**Records to use:**
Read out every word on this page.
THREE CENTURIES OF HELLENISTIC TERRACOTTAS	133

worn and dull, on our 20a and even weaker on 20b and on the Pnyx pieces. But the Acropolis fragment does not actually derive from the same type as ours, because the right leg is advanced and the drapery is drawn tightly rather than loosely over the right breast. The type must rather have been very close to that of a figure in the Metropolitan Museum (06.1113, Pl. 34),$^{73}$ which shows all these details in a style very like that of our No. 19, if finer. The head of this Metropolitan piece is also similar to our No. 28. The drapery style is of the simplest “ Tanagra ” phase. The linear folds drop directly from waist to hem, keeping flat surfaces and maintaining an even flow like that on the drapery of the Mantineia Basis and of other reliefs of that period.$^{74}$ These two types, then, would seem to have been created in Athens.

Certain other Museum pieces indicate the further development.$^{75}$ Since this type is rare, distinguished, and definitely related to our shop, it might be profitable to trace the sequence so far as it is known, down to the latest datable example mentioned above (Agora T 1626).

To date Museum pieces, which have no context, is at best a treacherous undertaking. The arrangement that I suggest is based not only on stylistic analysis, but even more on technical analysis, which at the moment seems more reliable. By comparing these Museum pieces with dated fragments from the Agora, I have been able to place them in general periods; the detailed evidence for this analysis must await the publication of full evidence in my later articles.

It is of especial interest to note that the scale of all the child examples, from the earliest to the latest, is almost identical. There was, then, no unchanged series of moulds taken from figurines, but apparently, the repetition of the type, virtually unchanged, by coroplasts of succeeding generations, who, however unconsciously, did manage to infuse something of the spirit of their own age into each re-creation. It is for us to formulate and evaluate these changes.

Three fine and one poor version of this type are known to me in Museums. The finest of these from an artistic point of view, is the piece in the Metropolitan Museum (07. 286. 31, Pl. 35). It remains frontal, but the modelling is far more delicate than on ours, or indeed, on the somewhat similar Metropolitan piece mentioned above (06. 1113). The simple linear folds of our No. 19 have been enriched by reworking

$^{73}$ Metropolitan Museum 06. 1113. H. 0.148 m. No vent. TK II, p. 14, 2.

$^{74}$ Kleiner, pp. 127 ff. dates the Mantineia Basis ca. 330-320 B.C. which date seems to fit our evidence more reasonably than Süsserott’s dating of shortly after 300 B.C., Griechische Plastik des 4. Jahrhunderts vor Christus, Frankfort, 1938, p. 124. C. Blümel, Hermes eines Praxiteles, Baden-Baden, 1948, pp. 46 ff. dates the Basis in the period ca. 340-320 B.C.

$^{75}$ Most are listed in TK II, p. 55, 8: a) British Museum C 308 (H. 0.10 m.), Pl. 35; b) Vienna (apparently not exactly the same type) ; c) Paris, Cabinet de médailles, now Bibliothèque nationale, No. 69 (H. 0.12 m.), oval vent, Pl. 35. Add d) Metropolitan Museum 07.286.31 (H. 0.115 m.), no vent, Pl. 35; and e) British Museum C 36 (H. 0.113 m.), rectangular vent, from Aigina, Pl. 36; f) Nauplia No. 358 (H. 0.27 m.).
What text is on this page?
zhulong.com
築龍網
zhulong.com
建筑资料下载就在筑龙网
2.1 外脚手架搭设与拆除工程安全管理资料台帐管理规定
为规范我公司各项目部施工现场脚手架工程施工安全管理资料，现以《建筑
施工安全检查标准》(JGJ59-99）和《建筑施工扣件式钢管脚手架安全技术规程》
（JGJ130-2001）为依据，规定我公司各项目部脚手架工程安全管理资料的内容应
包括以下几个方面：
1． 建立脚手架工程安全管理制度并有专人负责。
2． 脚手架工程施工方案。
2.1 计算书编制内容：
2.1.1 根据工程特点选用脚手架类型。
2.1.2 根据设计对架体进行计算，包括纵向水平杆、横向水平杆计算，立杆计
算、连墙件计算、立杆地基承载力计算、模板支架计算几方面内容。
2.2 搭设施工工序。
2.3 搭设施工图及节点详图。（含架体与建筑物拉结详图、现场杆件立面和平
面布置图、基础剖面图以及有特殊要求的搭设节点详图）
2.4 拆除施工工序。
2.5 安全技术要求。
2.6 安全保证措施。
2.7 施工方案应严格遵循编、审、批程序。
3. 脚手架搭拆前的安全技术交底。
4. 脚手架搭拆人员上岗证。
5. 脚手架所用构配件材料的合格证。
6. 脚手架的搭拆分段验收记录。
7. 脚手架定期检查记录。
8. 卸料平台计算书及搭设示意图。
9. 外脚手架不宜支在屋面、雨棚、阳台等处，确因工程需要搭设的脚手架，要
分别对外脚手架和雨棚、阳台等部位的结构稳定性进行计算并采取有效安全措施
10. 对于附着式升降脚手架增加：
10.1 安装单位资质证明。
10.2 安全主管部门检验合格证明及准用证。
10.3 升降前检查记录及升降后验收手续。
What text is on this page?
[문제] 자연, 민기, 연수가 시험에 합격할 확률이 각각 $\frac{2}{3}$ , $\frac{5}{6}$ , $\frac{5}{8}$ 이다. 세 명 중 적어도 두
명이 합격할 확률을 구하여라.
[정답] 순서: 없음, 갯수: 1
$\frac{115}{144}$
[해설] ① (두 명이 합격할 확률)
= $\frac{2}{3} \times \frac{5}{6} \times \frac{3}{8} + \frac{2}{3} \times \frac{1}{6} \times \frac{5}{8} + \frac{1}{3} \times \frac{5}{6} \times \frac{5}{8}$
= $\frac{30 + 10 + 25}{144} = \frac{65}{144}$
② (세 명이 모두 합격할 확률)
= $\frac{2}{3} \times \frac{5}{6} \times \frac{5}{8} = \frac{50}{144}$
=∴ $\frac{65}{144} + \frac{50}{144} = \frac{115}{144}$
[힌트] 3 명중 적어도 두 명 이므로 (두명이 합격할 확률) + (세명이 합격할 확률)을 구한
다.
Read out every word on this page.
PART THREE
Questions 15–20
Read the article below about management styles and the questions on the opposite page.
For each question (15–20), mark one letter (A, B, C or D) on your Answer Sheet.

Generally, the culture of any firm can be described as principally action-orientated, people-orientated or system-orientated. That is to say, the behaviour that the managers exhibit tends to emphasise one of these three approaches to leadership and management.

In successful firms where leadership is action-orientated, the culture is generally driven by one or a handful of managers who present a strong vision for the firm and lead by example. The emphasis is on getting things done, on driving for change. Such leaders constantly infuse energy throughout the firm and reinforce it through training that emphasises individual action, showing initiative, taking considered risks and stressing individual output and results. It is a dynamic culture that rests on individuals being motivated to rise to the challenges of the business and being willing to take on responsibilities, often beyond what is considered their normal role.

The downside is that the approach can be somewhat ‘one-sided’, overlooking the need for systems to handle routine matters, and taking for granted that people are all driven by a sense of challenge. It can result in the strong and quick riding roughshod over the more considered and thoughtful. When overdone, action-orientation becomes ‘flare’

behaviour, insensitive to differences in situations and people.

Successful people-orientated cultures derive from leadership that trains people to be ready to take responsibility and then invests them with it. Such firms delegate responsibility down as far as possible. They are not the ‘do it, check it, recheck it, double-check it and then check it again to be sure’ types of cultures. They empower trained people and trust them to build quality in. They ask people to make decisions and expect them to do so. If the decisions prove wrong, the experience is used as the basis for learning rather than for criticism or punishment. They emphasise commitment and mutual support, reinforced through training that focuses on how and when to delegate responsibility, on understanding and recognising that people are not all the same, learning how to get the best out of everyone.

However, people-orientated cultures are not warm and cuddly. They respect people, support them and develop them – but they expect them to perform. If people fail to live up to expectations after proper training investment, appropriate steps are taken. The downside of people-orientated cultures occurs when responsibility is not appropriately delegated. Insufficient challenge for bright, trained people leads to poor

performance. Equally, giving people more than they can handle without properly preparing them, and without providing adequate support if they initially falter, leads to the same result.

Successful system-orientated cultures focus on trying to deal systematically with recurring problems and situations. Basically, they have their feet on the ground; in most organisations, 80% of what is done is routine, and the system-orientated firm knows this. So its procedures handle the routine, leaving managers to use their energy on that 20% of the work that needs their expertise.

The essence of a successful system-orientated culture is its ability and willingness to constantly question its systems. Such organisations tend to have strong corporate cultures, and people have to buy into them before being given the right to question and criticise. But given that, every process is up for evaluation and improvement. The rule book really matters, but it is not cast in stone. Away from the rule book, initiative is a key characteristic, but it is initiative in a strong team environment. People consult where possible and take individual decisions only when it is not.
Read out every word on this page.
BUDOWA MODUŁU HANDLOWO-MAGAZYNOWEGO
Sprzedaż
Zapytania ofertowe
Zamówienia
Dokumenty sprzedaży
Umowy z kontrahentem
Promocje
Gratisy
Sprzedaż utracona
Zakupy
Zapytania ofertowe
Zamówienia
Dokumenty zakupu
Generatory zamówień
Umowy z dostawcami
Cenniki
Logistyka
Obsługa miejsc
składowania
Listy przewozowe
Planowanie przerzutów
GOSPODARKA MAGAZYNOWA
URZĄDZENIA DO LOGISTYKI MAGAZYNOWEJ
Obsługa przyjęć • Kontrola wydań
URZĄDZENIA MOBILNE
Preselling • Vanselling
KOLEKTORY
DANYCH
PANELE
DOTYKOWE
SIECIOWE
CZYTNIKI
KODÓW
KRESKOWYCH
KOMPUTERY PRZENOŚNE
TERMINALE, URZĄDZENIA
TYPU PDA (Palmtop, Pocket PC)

**Written exercise:** Check each line above for "behaviour" and return the ones that have it.

**Exercise response:**
Generally, the culture of any firm can be described as principally action-orientated, people-orientated or system-orientated. That is to say, the behaviour that the managers exhibit tends to emphasise one of these three approaches to leadership and management.
behaviour, insensitive to differences in situations and people.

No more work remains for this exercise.